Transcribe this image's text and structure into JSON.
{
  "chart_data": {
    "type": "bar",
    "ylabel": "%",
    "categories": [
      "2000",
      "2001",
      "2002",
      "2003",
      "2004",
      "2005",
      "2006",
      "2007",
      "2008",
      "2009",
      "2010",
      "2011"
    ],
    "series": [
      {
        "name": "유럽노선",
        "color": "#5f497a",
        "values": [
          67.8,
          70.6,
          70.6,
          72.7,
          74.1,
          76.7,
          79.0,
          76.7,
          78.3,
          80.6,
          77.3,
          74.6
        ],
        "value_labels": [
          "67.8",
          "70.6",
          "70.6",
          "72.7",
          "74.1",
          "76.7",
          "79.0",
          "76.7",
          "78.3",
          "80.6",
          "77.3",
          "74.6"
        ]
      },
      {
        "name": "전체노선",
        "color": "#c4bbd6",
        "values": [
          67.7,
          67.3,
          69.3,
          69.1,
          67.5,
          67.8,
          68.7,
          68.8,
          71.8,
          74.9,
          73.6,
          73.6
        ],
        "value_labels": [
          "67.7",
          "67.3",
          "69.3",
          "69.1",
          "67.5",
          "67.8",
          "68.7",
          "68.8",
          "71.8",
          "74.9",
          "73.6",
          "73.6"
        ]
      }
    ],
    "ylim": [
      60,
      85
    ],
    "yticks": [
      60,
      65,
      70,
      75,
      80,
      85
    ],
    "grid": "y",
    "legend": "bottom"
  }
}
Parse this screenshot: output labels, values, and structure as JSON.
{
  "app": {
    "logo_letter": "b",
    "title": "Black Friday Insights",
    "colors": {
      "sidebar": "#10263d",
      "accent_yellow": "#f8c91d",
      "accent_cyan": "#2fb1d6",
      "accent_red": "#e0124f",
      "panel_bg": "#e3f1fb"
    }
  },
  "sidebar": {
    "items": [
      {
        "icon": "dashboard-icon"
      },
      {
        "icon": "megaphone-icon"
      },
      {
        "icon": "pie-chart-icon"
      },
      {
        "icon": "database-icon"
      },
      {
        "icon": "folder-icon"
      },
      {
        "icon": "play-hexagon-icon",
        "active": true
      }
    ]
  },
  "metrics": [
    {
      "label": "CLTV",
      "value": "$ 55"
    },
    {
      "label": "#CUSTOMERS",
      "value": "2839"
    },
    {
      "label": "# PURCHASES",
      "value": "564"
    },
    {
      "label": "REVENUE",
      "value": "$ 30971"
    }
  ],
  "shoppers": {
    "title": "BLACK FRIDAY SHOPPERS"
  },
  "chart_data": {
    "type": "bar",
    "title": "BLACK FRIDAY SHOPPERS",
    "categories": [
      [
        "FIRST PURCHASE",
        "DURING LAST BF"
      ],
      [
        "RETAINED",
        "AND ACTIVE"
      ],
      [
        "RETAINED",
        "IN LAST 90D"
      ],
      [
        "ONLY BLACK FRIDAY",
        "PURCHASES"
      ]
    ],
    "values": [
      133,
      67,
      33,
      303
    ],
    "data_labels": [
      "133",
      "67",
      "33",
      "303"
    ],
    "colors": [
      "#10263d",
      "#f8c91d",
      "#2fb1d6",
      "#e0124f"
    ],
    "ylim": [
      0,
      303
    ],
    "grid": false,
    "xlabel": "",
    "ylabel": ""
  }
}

### Work to be completed
What is the number of lines in the records that contain the string "JSON"? Give only that number.

### Written answer
2